### Selection
Measurements showed that Venus' atmosphere is approximately 97% carbon dioxide (CO₂) and 3% nitrogen. Its thick clouds are made of water and highly corrosive sulfuric acid. Owing to the incredible density of its air, Venus' slow-moving ground winds are more powerful than Earthly hurricanes. Venus' thick clouds indeed block most of the sunlight, as early astronomers believed. Venus is closer to the Sun than Earth and gets more intense sunlight, but only little of this light reaches the ground. Consequently, Venus' surface receives only one-sixth the sunlight Earth receives. Its surface is not as sunny as Earth's, although it is sufficiently lit to make distant objects visible.

But what is it about the atmospheres of the two planets which keep Earth warm enough to support life? Why is life as we know it impossible on Venus? Why is all the water of Venus found in the clouds above it, whereas the bulk of Earth's water is in its oceans?

To answer these questions, we need to understand the nature of radiation. Each type has its own characteristic wavelength—what we call red, for instance, has longer wavelength than what we call yellow. Under certain conditions, one type of radiation changes into another. Sunlight can go through the atmosphere—that's why we see the sun. Sunlight then warms the ground, which then emits different forms of radiation than sunlight. Although we can't see this radiation, we can feel it—it is heat radiation. In physical terms, heat radiation belongs to a different part of the spectrum. Since it is beyond visible red, it is called infrared (below red) radiation. This radiation has a longer wavelength than visible light.

Carbon dioxide, water vapor, and a few other gases have the wonderful property of letting sunshine in, but blocking some of the infrared radiation. They serve as a blanket, keeping the ground—the source of heat radiation—warmer by not letting this heat escape. This heat, having no place to go, is trapped. (The greenhouse effect received its name from the belief that glass had similar properties to CO₂, and that a similar process keeps a greenhouse warmer; it is now believed however that a different principle operates behind a greenhouse. It was too late, by then, to change the name).

The greenhouse theory was first propounded by Rupert Wildt in the 1940s to explain the unexpectedly high temperatures of Venus. By the early 1960s, it was revived and championed by an American astronomer who is a household name in this country—Carl Sagan.

### Written instruction 1
Reproduce the lines of the records between the line holding "x-tick-label: Broad [275, 549, 328, 569]" and the line holding "y-tick-label: 50 [218, 349, 239, 370]", inclusive.
The records that follow are unrelated to the passage on Venus' atmosphere.

### Supplied entries

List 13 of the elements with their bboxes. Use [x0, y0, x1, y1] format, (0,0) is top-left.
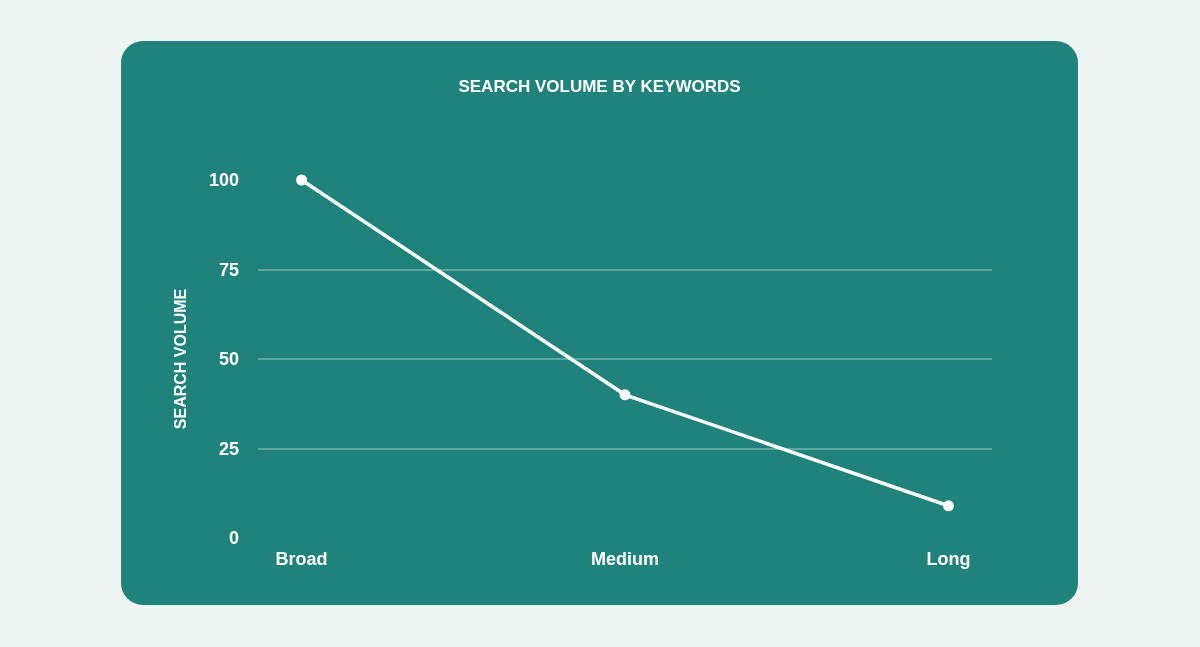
x-tick-label: Broad [275, 549, 328, 569]
x-tick-label: Medium [590, 549, 660, 569]
point [619, 389, 631, 401]
y-tick-label: 0 [228, 528, 239, 549]
point [296, 174, 308, 186]
x-tick-label: Long [926, 549, 971, 569]
y-tick-label: 25 [218, 438, 239, 459]
y-tick-label: 75 [218, 259, 239, 280]
y-axis-title: SEARCH VOLUME [171, 288, 189, 430]
y-tick-label: 50 [218, 349, 239, 370]
chart-title: SEARCH VOLUME BY KEYWORDS [458, 77, 741, 97]
y-tick-label: 100 [208, 170, 239, 191]
point [942, 500, 954, 512]
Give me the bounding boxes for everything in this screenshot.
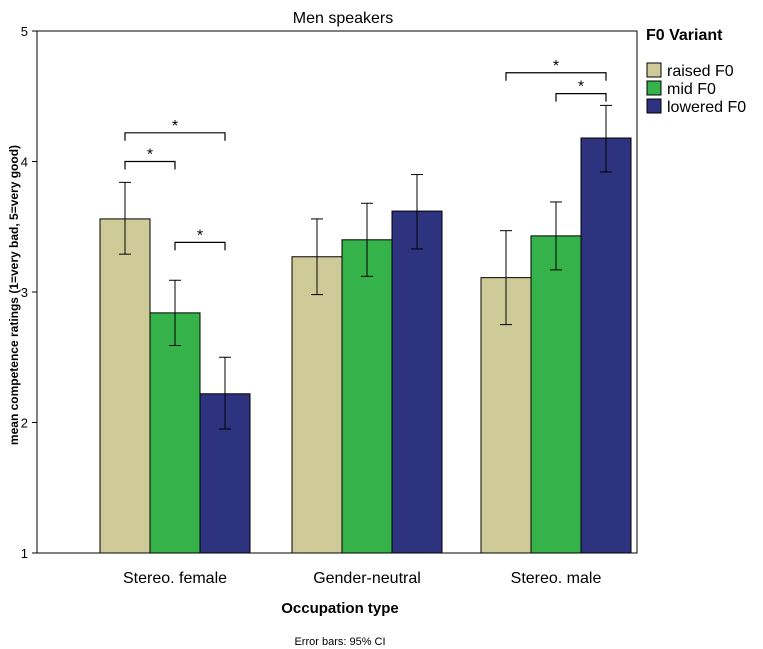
significance-star: * <box>553 58 559 75</box>
bar <box>580 137 632 554</box>
significance-bracket <box>124 132 226 141</box>
x-category-label: Gender-neutral <box>313 570 421 587</box>
x-category-label: Stereo. male <box>511 570 602 587</box>
significance-star: * <box>578 79 584 96</box>
bar <box>99 218 151 554</box>
x-axis-label: Occupation type <box>281 600 399 617</box>
legend-label: mid F0 <box>667 81 716 98</box>
bar <box>391 210 443 554</box>
significance-star: * <box>172 118 178 135</box>
legend-swatch <box>646 62 662 78</box>
significance-bracket <box>505 72 607 81</box>
y-tick-label: 3 <box>21 285 28 300</box>
y-tick-label: 2 <box>21 416 28 431</box>
legend-title: F0 Variant <box>646 27 723 44</box>
legend-swatch <box>646 98 662 114</box>
significance-star: * <box>197 227 203 244</box>
significance-bracket <box>555 93 607 102</box>
legend-label: raised F0 <box>667 63 734 80</box>
bar <box>341 239 393 554</box>
y-tick-label: 5 <box>21 24 28 39</box>
bar <box>530 235 582 554</box>
x-category-label: Stereo. female <box>123 570 227 587</box>
significance-bracket <box>174 241 226 251</box>
y-tick-label: 4 <box>21 155 28 170</box>
error-bars-note: Error bars: 95% CI <box>294 636 385 648</box>
significance-bracket <box>124 160 176 170</box>
bar <box>291 256 343 554</box>
y-tick-label: 1 <box>21 546 28 561</box>
legend-label: lowered F0 <box>667 99 746 116</box>
plot-area: 1 2 3 4 5 Stereo. female Gender-neutral Stereo.… <box>21 24 638 587</box>
y-axis-label: mean competence ratings (1=very bad, 5=v… <box>7 145 21 445</box>
legend-swatch <box>646 80 662 96</box>
bar <box>149 312 201 554</box>
chart-title: Men speakers <box>293 10 394 27</box>
significance-star: * <box>147 147 153 164</box>
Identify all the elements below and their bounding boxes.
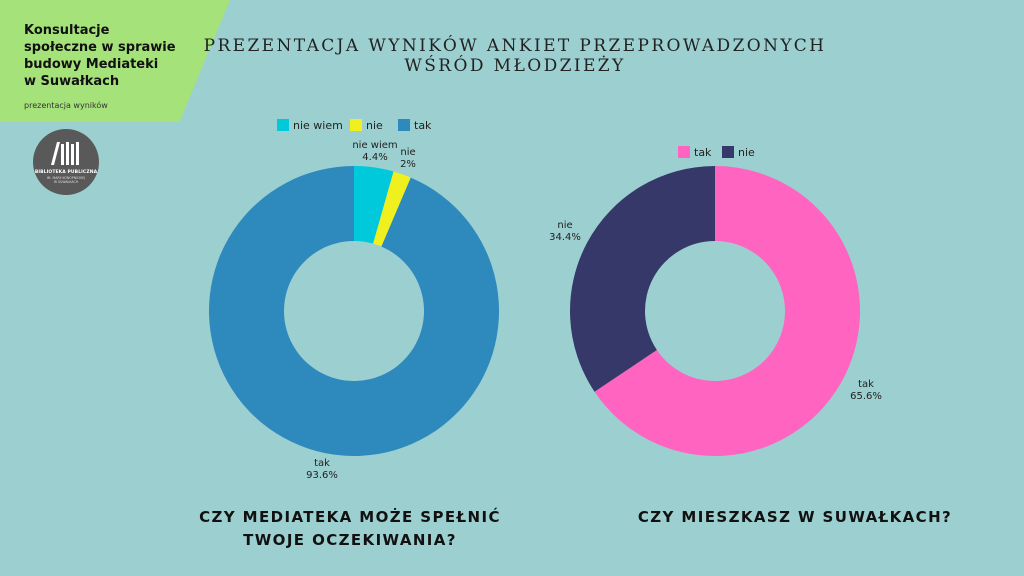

### Written instruction 2
Rewrite the passage on Venus' atmosphere between "Carbon dioxide, water" and "this country—Carl Sagan.", inclusive, changing "blanket" to "quilt".

### Task solution 1
x-tick-label: Broad [275, 549, 328, 569]
x-tick-label: Medium [590, 549, 660, 569]
point [619, 389, 631, 401]
y-tick-label: 0 [228, 528, 239, 549]
point [296, 174, 308, 186]
x-tick-label: Long [926, 549, 971, 569]
y-tick-label: 25 [218, 438, 239, 459]
y-tick-label: 75 [218, 259, 239, 280]
y-axis-title: SEARCH VOLUME [171, 288, 189, 430]
y-tick-label: 50 [218, 349, 239, 370]

### Task solution 2
Carbon dioxide, water vapor, and a few other gases have the wonderful property of letting sunshine in, but blocking some of the infrared radiation. They serve as a quilt, keeping the ground—the source of heat radiation—warmer by not letting this heat escape. This heat, having no place to go, is trapped. (The greenhouse effect received its name from the belief that glass had similar properties to CO₂, and that a similar process keeps a greenhouse warmer; it is now believed however that a different principle operates behind a greenhouse. It was too late, by then, to change the name).

The greenhouse theory was first propounded by Rupert Wildt in the 1940s to explain the unexpectedly high temperatures of Venus. By the early 1960s, it was revived and championed by an American astronomer who is a household name in this country—Carl Sagan.